═══ Given records

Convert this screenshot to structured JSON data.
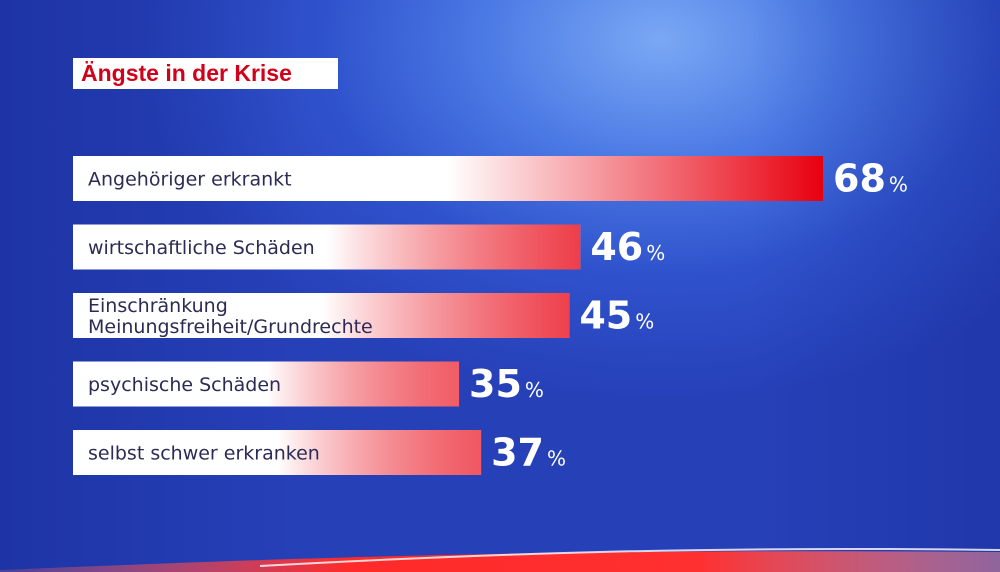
{
  "title": "Ängste in der Krise",
  "chart_data": {
    "type": "bar",
    "orientation": "horizontal",
    "title": "Ängste in der Krise",
    "unit": "%",
    "categories": [
      [
        "Angehöriger erkrankt"
      ],
      [
        "wirtschaftliche Schäden"
      ],
      [
        "Einschränkung",
        "Meinungsfreiheit/Grundrechte"
      ],
      [
        "psychische Schäden"
      ],
      [
        "selbst schwer erkranken"
      ]
    ],
    "values": [
      68,
      46,
      45,
      35,
      37
    ],
    "value_labels": [
      "68",
      "46",
      "45",
      "35",
      "37"
    ],
    "colors": {
      "bar_start": "#ffffff",
      "bar_end": "#e8000f",
      "title_text": "#d0021b"
    }
  }
}
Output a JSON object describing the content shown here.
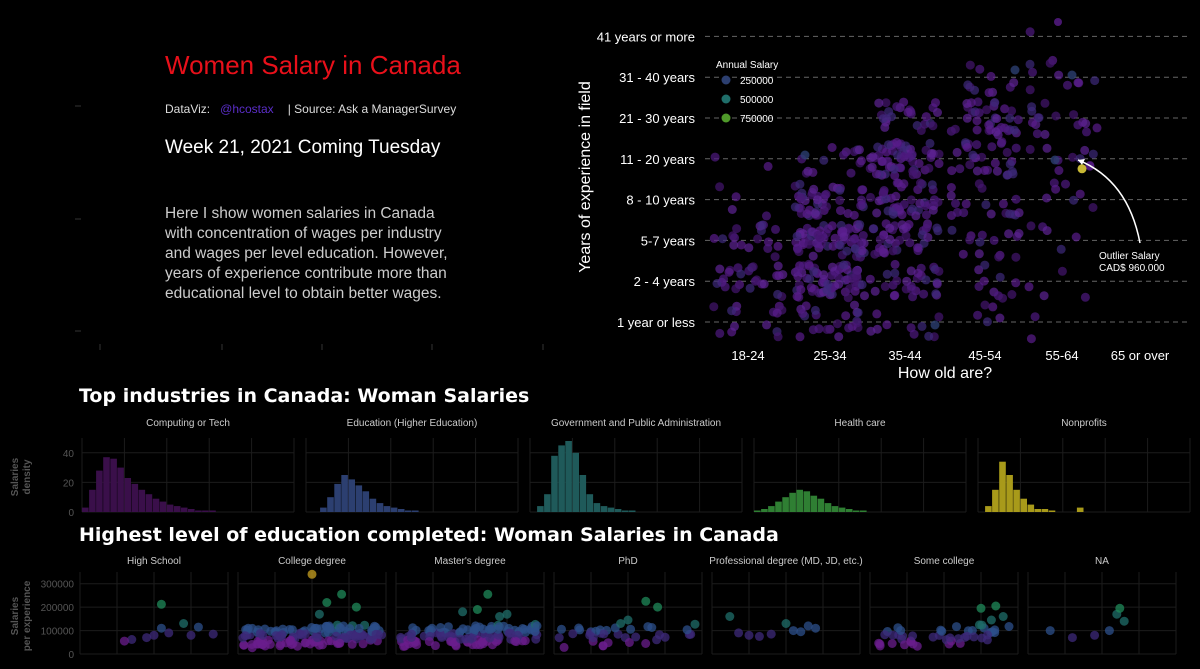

══════

- **Set task**: Across the records, count the lines holding the string "Schäden". Give the number and stop.

- **Final result**: 2